**Supplied text:**
◇ ◇ ◇ ◇

BASE = Path('/Users/alal/tmp/cate_policy')
ASSETS = BASE / 'report_assets'
summary = pd.read_csv(ASSETS / 'summary.csv')
summary_rounded = summary.copy()
for col in summary_rounded.columns[1:]:
    summary_rounded[col] = summary_rounded[col].map(lambda x: round(float(x), 4))
summary_rounded

	method	profit_mean	profit_sd	regret_mean	regret_sd	mse_mean	mse_sd
0	Oracle	0.4451	0.0024	0.0000	0.0000	0.0000	0.0000
1	policyCATE logistic σ=0.25	0.4432	0.0041	0.0018	0.0034	2.6670	2.2311
2	policyCATE logistic σ=0.75	0.4126	0.0153	0.0325	0.0152	0.5249	0.0797
3	policyCATE logistic σ=2.0	0.3833	0.0175	0.0617	0.0175	0.4639	0.0142
4	policyCATE uniform (OLS special case)	0.3771	0.0177	0.0680	0.0176	0.4615	0.0103
5	LinearDML	0.3763	0.0047	0.0688	0.0042	0.4505	0.0029

What this is

I pulled the TeX source for arXiv:2512.13400 and implemented the paper’s linear M-estimator in trex.policy_learning.policyCATElearner.

The comparison below uses the paper’s simple quadratic DGP, but with a deliberately misspecified linear CATE model. That is the case where the paper argues decision-focused fitting should help most.

treatment cost: c = 1
train size per replication: 4000
test size per replication: 30000
replications: 25
regret: oracle profit minus realized policy profit

Methods compared

Oracle assignment
econml.dml.LinearDML
policyCATElearner with logistic surrogate at three σ values
policyCATElearner with the uniform surrogate, which collapses to transformed-outcome OLS

Summary table

Show code

summary_rounded

	method	profit_mean	profit_sd	regret_mean	regret_sd	mse_mean	mse_sd
0	Oracle	0.4451	0.0024	0.0000	0.0000	0.0000	0.0000
1	policyCATE logistic σ=0.25	0.4432	0.0041	0.0018	0.0034	2.6670	2.2311
2	policyCATE logistic σ=0.75	0.4126	0.0153	0.0325	0.0152	0.5249	0.0797
3	policyCATE logistic σ=2.0	0.3833	0.0175	0.0617	0.0175	0.4639	0.0142
4	policyCATE uniform (OLS special case)	0.3771	0.0177	0.0680	0.0176	0.4615	0.0103
5	LinearDML	0.3763	0.0047	0.0688	0.0042	0.4505	0.0029

Profit-regret tradeoff

Fitted CATE curves on one draw

Paper distillation

Here is the implementation-level distillation of the paper.

Core idea

The paper starts from the firm’s targeting rule: treat when the true CATE exceeds the treatment cost \(c\).

Instead of optimizing a hard threshold at \(c\), it randomizes the threshold as \(C \sim F_C(c, \sigma)\) and maximizes the resulting smooth surrogate. At the population level, for a scalar candidate effect \(\tau\), the objective is

\[ q(\tau)=\int_{-\infty}^{\tau}(\tau_0-u)f_C(u)\,du, \]

which is Fisher consistent and uniquely maximized at the true effect \(\tau = \tau_0\).

◇ ◇ ◇ ◇

**The tasks:**
A: Answer these from the write-up on decision-focused CATE policy learning:
(i) How many replications does the comparison use?
(ii) Other than Oracle, which method has the lowest regret_mean in the summary table?
(iii) What does the uniform surrogate collapse to?
B: Continue the write-up on decision-focused CATE policy learning from its last sentence.

**Recorded data:**
◇ ◇ ◇ ◇

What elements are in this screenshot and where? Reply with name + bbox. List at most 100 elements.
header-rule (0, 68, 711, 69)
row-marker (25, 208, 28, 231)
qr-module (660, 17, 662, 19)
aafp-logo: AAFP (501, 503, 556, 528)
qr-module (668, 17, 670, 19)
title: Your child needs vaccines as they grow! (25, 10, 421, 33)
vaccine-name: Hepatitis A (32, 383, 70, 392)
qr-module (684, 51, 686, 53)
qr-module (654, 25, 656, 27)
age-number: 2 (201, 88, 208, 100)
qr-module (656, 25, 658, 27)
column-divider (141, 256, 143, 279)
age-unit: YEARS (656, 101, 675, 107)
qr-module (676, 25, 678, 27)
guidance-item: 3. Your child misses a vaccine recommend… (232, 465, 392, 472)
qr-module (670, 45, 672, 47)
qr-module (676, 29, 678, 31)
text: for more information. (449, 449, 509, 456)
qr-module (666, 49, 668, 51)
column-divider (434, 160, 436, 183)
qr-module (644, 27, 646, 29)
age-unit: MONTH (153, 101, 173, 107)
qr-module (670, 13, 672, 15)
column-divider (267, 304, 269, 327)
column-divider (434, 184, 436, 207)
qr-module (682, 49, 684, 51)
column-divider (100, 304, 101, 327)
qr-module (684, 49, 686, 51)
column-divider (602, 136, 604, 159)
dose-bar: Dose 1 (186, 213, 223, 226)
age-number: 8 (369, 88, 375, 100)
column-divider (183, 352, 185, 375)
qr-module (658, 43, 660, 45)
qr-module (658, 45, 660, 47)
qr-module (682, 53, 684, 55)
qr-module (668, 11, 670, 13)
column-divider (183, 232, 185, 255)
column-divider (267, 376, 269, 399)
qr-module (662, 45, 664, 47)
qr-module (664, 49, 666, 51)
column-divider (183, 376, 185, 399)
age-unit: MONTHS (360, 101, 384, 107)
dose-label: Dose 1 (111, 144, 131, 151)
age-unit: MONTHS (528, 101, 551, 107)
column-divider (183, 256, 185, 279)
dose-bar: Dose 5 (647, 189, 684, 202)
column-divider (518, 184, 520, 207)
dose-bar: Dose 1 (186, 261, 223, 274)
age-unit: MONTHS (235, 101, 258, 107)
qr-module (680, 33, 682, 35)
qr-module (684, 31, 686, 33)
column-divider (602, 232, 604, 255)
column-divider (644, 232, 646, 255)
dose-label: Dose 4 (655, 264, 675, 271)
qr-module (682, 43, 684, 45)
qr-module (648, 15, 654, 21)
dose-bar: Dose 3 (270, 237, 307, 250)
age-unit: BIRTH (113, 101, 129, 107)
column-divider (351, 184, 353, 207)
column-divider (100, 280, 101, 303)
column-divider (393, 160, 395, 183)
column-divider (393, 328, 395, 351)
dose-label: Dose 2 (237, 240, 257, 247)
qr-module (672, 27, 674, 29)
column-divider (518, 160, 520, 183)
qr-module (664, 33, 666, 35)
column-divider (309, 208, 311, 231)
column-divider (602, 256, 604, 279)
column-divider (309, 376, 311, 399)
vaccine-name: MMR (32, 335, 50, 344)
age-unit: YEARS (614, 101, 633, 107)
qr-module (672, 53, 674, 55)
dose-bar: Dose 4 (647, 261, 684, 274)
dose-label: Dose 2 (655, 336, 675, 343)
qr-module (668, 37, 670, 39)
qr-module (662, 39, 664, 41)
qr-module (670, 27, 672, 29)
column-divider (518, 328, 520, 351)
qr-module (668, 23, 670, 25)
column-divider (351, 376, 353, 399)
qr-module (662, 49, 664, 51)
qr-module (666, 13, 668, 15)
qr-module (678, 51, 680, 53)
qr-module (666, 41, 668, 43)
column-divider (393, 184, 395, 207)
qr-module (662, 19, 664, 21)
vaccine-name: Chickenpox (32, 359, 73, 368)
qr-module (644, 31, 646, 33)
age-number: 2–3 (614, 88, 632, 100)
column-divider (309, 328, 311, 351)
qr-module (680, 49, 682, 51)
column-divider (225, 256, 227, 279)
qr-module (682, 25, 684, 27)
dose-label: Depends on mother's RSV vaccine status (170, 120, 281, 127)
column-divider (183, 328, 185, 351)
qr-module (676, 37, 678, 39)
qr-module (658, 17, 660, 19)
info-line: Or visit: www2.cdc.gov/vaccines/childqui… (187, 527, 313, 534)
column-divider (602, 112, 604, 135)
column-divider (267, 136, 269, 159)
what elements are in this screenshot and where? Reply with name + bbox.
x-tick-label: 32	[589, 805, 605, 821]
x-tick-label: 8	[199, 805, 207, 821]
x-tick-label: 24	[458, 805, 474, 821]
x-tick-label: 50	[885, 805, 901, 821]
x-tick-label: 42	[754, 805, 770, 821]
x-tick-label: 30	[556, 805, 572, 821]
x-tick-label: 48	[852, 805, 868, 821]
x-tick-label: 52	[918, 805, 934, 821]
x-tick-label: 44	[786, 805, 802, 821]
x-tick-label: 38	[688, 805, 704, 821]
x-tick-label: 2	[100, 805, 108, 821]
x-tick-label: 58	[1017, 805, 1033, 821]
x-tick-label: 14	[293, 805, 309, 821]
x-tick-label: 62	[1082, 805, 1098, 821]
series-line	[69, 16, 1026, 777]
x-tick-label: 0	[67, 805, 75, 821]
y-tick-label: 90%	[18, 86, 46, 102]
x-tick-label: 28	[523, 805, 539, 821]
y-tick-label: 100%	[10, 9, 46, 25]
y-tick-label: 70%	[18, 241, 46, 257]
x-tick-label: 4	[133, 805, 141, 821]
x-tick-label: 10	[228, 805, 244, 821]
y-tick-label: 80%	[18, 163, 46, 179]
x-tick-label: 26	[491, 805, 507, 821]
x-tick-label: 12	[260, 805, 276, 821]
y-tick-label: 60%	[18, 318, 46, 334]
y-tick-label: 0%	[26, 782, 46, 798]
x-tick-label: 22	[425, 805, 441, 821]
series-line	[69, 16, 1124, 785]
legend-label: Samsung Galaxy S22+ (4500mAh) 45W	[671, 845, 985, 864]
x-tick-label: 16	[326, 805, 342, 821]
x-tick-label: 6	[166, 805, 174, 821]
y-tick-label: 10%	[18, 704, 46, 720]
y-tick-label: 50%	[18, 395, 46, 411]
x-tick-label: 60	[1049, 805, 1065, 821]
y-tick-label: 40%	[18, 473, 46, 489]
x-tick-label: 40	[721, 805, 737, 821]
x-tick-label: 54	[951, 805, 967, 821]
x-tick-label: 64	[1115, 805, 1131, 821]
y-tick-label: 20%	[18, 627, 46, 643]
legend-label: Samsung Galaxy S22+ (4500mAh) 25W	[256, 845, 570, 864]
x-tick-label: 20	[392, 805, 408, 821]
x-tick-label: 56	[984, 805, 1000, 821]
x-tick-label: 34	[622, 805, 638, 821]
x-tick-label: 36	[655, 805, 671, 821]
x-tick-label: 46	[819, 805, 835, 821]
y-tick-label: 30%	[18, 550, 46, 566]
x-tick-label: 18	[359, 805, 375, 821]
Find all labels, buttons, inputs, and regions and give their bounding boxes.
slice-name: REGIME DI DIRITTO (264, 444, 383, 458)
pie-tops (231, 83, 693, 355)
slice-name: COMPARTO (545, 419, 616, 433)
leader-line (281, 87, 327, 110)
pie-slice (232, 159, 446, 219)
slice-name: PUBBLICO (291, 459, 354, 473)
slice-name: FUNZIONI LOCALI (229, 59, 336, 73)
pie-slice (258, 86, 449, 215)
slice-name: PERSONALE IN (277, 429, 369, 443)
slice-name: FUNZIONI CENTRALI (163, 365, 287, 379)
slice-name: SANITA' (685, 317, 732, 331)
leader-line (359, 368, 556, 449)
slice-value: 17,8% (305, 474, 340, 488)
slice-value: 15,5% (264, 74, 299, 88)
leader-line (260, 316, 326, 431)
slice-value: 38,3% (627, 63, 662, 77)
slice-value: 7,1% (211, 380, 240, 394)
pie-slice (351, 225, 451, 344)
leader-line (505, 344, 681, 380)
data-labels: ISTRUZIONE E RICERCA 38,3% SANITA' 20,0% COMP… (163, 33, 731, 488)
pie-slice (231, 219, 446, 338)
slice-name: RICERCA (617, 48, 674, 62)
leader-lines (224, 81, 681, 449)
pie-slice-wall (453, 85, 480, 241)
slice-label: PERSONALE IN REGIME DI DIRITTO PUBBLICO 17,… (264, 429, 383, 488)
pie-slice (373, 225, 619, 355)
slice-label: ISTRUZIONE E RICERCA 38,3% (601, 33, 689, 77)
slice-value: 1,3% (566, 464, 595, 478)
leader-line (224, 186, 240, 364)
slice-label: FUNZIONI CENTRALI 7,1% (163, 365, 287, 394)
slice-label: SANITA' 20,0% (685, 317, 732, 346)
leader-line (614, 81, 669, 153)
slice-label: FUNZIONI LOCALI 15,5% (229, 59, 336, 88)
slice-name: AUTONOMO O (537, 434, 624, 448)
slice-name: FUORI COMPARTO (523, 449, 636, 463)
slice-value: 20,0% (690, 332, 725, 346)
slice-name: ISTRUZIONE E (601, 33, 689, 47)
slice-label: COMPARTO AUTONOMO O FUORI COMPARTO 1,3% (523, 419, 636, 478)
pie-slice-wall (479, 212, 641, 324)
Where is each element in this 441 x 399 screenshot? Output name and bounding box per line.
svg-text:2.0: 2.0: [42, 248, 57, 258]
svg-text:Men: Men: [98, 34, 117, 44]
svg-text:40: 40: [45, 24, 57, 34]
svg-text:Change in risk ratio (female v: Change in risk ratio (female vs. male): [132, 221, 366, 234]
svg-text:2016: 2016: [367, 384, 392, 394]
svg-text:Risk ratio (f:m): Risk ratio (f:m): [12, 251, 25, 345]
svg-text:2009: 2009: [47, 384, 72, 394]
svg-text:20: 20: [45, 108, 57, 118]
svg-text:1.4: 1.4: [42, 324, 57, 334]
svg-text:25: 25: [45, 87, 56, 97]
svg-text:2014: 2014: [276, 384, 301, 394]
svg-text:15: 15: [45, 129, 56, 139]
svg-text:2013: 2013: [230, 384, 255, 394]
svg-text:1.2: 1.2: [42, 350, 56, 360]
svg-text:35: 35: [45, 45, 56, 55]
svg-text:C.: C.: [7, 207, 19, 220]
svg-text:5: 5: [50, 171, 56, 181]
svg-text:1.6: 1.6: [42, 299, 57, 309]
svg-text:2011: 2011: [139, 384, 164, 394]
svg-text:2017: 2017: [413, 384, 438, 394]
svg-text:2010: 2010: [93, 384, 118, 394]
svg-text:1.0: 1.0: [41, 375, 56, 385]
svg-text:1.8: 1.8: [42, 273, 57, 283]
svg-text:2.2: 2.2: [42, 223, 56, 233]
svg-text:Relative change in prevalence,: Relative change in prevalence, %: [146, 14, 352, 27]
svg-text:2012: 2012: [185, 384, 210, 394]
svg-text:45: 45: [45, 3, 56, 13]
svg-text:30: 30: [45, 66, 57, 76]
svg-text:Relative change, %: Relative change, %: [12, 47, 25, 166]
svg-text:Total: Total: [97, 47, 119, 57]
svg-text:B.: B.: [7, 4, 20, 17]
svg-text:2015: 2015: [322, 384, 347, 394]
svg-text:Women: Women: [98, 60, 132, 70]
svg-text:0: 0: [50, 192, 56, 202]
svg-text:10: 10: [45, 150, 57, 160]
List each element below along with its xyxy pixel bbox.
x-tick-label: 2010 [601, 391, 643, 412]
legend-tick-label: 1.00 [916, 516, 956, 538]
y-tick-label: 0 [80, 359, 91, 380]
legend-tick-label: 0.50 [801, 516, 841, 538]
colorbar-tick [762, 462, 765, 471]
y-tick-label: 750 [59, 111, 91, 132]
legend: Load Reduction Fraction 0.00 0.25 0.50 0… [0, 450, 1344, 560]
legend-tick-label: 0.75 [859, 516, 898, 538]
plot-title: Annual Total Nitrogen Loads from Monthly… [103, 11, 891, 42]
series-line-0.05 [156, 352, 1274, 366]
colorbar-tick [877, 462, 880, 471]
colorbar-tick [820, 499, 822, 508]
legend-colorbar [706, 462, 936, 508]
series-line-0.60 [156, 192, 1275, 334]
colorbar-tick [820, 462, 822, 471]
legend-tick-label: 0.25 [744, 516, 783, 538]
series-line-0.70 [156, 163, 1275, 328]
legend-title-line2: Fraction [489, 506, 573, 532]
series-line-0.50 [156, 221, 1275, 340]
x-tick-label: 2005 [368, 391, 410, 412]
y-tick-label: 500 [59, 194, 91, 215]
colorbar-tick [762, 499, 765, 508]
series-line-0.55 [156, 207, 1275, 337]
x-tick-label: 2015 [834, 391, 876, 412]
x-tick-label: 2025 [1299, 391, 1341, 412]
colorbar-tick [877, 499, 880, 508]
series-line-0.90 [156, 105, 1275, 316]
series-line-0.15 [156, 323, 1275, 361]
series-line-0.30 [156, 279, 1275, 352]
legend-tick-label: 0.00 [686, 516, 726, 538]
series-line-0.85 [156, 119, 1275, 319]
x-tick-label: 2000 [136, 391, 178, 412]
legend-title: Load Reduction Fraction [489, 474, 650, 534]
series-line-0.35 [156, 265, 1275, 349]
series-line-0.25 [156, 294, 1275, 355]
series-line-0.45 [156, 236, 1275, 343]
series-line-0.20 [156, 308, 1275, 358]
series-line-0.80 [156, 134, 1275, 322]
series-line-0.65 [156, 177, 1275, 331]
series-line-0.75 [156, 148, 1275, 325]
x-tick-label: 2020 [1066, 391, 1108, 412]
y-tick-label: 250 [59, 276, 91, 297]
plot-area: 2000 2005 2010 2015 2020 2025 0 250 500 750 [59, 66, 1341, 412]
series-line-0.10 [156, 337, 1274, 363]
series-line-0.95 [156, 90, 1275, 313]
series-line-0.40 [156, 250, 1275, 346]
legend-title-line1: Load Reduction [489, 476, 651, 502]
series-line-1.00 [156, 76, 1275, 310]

◇ ◇ ◇ ◇

**Task-by-task outputs:**
A:
(i) 25
(ii) policyCATE logistic σ=0.25 (regret_mean 0.0018)
(iii) Transformed-outcome OLS

B:
An equivalent form is

\[ F_C(\tau)\{\tau_0-\kappa_C(\tau)\}, \qquad \kappa_C(\tau)=\mathbb{E}[C\mid C\le \tau]. \]

Sample estimator

Using the transformed outcome

\[ Y_i^*=Y_i\left(\frac{W_i}{e(X_i)}-\frac{1-W_i}{1-e(X_i)}\right), \]

the paper proposes the M-estimator

\[ \hat\theta= \arg\max_{\theta\in\Theta} \frac1n\sum_{i=1}^n F_C[\tau(X_i;\theta)] \Big\{Y_i^* - \kappa_C[\tau(X_i;\theta)]\Big\}. \]

So in code, each observation contributes a smooth objective \(q_i(\theta)\) rather than a plain squared-error term.

Gradient structure and decision attention

The key gradient identity is

\[ \nabla_\theta q_i(\theta) = f_C(\tau_i)\,(Y_i^*-\tau_i)\,\nabla_\theta \tau_i, \qquad \tau_i=\tau(X_i;\theta). \]

This is basically weighted residual fitting, but the weights are endogenous and largest near the decision boundary. That is the paper’s “Decision Attention” mechanism.

large \(\sigma\): broad weighting, close to ordinary transformed-outcome MSE
small \(\sigma\): concentrated weighting near \(\tau \approx c\), closer to direct policy optimization

Closed-form choices

Logistic threshold

This is the paper’s default:

\[ q(\tau_i)=G(\bar\tau_i)(Y_i^*-c)+\sigma H[G(\bar\tau_i)], \qquad \bar\tau_i=(\tau_i-c)/\sigma, \]

where \(G\) is the logistic CDF and \(H(p)=-p\log p-(1-p)\log(1-p)\) is binary entropy.

This directly matches entropy-regularized policy learning.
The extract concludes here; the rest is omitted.